■ 本文:
★ ★ ★ ★ ★
2013年2月26日火曜日

3・11 診療内科医の奮闘


 桑山紀彦氏は、心療内科医になって24年、その間多くのカウンセリングをし、国際協力ボランティアとして災害時の緊急医療支援をしてきた人である。「救命」(東日本大震災、医師たちの奮闘)に紹介されている9人の医師の一人である。NHKのテレビで紹介されていた。一部紹介する。

 もちろん僕も医者として、象牙の塔を目指したこともあるし、大学医師という肩書きに憧れたこともあります。でも、大学にはじかれ、学会にはじかれ、自分にはそういう世界は合わないことに気がついたんです。と同時に、実は僕は人間が大好きなんだということにも気がついた。人間が好きというのは、自分の心の中に潜んでいるコンプレックスをひっくり返したいという思いもあるんです。本当は自分を好きになりたいんですよ。いまはその長い道のりを辿っているところ。究極は自分を好きになりたいんだけど、まずは他人を好きになることを精一杯やりたいと考えているんだと思います。
★ ★ ★ ★ ★
■ 課題の目的: 上の本文のうち、「2013年2月26日火曜日」から「と考えているんだと思います。」までを、両端の語句も含めて一字一句違えずに書き写してください。

■ データ抜粋:
★ ★ ★ ★ ★
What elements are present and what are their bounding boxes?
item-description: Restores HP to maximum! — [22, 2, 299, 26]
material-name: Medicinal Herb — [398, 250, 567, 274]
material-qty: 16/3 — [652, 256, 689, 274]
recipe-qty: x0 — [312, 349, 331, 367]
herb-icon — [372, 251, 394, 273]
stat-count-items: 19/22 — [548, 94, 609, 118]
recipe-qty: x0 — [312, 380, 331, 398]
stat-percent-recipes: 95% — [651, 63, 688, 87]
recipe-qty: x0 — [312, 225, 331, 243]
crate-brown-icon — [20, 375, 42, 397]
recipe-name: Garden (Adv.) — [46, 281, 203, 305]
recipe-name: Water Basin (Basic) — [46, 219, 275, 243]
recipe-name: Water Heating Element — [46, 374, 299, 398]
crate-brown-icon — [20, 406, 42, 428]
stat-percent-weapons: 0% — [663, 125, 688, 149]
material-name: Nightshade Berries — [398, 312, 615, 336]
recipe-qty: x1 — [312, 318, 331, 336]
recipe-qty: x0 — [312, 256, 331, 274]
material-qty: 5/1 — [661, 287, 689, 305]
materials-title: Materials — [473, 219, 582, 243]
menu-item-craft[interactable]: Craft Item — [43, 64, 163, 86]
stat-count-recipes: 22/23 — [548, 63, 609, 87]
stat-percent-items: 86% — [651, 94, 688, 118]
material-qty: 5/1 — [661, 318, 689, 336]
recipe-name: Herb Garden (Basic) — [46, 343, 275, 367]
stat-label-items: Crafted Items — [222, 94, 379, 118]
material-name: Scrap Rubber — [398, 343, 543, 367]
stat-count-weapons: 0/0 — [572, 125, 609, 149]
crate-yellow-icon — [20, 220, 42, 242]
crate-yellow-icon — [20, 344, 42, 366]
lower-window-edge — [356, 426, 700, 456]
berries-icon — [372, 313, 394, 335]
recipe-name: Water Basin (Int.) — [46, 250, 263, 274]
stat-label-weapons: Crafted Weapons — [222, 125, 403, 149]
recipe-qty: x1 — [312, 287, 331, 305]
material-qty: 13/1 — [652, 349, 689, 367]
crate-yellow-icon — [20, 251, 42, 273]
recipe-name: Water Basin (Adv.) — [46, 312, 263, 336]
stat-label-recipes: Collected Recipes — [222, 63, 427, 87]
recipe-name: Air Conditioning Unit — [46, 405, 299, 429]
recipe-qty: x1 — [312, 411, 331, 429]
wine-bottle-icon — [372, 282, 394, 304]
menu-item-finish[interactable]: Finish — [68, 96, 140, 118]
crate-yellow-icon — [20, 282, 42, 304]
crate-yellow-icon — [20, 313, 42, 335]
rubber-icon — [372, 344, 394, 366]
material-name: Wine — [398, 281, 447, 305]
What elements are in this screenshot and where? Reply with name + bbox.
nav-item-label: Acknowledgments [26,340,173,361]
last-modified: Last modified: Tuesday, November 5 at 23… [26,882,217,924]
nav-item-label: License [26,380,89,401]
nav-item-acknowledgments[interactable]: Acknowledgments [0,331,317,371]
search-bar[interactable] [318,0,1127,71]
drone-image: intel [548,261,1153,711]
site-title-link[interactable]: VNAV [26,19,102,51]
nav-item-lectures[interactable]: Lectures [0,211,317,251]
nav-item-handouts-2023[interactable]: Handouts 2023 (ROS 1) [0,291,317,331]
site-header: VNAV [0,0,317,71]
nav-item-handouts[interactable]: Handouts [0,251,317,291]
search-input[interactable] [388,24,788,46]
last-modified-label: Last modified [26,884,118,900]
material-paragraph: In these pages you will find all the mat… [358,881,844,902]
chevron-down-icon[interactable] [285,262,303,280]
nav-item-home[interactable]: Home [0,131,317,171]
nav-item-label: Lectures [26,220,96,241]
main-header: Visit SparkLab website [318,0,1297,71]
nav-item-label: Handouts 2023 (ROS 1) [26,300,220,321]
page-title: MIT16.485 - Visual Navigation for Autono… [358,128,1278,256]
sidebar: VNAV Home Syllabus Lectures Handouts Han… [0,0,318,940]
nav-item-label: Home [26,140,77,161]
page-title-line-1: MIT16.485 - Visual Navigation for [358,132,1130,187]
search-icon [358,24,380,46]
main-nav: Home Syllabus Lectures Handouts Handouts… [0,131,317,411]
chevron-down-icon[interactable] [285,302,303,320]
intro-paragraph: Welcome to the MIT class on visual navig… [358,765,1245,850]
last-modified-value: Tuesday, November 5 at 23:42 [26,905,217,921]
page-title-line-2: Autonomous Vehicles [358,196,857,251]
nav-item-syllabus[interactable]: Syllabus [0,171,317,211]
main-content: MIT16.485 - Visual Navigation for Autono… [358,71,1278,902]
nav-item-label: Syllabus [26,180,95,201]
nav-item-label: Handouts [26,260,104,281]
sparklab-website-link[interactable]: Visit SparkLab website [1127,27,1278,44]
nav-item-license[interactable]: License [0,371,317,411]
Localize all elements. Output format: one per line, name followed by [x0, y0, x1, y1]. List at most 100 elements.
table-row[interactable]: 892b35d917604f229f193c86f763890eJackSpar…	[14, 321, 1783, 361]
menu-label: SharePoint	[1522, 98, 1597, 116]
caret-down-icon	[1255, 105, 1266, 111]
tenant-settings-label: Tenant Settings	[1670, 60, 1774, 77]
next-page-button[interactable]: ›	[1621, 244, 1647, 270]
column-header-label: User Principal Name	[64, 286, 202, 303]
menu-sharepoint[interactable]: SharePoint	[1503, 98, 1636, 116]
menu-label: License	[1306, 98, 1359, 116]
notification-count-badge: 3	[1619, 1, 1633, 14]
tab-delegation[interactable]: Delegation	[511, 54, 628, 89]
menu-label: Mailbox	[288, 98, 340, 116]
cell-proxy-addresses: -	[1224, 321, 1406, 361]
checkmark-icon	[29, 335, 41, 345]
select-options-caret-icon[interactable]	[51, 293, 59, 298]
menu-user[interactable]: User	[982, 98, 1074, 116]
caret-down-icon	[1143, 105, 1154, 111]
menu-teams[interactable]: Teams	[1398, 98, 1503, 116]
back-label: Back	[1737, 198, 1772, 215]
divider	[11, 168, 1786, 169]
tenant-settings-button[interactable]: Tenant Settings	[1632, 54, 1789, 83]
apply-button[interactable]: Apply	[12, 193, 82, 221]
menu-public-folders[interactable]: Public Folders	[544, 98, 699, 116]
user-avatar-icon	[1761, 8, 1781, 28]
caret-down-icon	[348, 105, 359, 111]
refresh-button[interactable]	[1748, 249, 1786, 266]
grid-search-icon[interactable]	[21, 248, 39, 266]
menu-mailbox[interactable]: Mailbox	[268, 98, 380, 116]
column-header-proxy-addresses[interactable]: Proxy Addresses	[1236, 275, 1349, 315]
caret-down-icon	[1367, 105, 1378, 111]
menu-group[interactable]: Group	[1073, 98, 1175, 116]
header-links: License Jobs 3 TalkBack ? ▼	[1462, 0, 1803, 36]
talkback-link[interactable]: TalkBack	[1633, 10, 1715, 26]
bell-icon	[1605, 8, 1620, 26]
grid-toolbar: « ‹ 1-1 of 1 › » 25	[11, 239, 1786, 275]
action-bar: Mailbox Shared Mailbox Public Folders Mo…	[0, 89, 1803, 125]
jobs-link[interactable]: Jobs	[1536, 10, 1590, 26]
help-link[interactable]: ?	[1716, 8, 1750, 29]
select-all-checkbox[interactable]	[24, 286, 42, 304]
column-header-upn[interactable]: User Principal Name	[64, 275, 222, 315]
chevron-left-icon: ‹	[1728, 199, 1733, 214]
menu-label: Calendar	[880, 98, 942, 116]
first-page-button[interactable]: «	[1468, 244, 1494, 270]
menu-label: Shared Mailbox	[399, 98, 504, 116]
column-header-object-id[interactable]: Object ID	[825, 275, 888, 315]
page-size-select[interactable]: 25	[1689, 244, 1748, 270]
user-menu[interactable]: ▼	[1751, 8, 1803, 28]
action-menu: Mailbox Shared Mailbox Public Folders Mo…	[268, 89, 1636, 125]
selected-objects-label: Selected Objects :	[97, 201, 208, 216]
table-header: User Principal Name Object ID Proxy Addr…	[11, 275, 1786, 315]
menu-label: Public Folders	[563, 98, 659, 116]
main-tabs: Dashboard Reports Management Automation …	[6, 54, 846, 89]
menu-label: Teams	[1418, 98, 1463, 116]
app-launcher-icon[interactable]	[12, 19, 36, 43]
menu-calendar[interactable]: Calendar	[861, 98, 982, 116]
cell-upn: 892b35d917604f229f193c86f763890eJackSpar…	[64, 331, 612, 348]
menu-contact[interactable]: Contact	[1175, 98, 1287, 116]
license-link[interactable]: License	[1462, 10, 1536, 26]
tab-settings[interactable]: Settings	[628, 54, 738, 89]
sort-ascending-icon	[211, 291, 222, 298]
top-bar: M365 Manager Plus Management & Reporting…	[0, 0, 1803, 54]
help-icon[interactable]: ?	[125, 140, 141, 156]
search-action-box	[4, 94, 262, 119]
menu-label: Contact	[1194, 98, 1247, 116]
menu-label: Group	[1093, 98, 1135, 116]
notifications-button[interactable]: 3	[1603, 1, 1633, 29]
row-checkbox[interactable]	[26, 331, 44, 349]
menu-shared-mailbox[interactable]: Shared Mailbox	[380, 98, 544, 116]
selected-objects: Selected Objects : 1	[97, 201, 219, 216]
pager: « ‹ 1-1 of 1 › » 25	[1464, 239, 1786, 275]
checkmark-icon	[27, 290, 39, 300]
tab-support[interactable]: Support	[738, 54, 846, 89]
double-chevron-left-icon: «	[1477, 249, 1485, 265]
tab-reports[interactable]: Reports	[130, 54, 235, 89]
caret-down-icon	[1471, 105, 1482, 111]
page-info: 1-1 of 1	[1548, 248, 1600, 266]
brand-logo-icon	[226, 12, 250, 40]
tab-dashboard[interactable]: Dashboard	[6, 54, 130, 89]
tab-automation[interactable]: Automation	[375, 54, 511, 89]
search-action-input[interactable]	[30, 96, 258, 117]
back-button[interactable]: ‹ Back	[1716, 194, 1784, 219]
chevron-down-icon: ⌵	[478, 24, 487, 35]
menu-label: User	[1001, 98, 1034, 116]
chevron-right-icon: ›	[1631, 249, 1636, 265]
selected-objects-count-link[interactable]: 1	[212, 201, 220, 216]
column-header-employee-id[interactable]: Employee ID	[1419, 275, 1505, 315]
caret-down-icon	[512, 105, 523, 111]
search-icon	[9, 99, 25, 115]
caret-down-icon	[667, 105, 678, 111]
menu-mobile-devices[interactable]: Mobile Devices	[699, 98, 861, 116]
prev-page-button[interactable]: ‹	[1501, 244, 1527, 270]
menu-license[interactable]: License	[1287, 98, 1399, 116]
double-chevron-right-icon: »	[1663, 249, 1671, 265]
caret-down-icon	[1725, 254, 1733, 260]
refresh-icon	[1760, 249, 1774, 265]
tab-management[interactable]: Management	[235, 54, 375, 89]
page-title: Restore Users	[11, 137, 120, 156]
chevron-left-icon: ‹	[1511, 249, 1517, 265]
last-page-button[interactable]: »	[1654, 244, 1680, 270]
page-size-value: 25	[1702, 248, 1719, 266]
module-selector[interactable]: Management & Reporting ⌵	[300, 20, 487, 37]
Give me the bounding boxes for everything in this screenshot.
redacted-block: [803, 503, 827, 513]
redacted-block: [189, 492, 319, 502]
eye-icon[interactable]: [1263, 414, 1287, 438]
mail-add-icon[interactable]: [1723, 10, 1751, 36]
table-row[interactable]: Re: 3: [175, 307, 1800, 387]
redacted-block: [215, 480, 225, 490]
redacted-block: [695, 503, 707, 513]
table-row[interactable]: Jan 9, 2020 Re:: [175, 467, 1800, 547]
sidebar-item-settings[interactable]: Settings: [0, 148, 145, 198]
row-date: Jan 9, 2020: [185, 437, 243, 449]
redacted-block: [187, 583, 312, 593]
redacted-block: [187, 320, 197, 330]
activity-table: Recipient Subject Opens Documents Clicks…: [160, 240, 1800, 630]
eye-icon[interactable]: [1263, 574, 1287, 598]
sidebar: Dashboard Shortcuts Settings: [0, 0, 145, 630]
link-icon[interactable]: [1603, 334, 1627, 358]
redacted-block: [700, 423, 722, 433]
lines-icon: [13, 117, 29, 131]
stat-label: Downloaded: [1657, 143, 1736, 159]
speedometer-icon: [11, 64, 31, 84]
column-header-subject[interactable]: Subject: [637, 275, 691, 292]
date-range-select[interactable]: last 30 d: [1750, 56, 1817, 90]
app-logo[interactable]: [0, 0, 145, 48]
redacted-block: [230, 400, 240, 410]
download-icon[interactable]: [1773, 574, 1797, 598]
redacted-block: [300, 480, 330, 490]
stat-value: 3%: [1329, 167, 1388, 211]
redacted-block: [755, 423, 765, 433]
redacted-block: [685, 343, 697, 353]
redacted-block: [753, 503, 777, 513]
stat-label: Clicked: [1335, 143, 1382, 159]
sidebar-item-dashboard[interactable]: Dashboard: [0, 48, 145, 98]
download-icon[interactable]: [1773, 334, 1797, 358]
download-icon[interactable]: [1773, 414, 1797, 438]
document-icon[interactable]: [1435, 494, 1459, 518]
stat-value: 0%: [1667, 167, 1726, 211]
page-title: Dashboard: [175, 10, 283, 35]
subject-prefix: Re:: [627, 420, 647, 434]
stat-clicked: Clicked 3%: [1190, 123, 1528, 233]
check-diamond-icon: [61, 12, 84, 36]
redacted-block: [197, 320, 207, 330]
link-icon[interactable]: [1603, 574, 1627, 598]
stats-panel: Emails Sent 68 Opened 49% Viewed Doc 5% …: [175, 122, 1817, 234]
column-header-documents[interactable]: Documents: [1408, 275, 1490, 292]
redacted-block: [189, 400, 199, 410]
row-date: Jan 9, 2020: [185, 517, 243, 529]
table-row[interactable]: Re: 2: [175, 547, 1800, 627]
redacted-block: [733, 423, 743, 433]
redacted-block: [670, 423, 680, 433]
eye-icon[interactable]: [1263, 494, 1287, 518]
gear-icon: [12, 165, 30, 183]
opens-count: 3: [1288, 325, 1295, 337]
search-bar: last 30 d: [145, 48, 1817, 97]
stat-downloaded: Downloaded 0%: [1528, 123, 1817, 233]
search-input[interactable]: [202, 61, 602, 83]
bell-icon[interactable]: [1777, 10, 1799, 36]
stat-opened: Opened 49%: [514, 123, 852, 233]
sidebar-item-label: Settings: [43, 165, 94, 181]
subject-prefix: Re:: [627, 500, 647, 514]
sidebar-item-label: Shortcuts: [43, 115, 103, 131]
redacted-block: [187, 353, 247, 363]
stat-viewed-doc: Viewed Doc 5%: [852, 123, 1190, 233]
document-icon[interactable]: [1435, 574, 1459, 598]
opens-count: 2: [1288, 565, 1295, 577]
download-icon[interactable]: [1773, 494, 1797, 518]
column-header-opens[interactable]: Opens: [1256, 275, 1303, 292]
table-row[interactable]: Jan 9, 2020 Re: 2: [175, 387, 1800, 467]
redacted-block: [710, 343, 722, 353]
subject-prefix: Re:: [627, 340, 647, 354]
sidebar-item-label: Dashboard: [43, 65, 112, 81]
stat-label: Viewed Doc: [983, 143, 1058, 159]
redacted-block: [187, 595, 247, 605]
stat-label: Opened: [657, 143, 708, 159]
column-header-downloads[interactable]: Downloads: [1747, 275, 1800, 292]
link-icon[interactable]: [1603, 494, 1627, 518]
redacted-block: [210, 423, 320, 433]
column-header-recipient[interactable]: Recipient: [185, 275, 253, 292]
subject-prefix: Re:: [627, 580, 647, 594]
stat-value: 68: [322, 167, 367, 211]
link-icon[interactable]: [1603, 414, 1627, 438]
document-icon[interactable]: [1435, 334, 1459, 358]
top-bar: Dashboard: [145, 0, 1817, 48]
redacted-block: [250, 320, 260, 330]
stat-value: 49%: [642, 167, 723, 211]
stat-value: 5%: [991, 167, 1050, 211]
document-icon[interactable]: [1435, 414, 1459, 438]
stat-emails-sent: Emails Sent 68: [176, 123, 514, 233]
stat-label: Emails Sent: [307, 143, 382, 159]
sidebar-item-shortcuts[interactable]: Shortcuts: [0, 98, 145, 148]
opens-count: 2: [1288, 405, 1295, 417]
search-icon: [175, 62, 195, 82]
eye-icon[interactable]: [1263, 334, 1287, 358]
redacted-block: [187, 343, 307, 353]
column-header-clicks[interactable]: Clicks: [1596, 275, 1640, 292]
★ ★ ★ ★ ★
■ 解答:
2013年2月26日火曜日

3・11 診療内科医の奮闘


 桑山紀彦氏は、心療内科医になって24年、その間多くのカウンセリングをし、国際協力ボランティアとして災害時の緊急医療支援をしてきた人である。「救命」(東日本大震災、医師たちの奮闘)に紹介されている9人の医師の一人である。NHKのテレビで紹介されていた。一部紹介する。

 もちろん僕も医者として、象牙の塔を目指したこともあるし、大学医師という肩書きに憧れたこともあります。でも、大学にはじかれ、学会にはじかれ、自分にはそういう世界は合わないことに気がついたんです。と同時に、実は僕は人間が大好きなんだということにも気がついた。人間が好きというのは、自分の心の中に潜んでいるコンプレックスをひっくり返したいという思いもあるんです。本当は自分を好きになりたいんですよ。いまはその長い道のりを辿っているところ。究極は自分を好きになりたいんだけど、まずは他人を好きになることを精一杯やりたいと考えているんだと思います。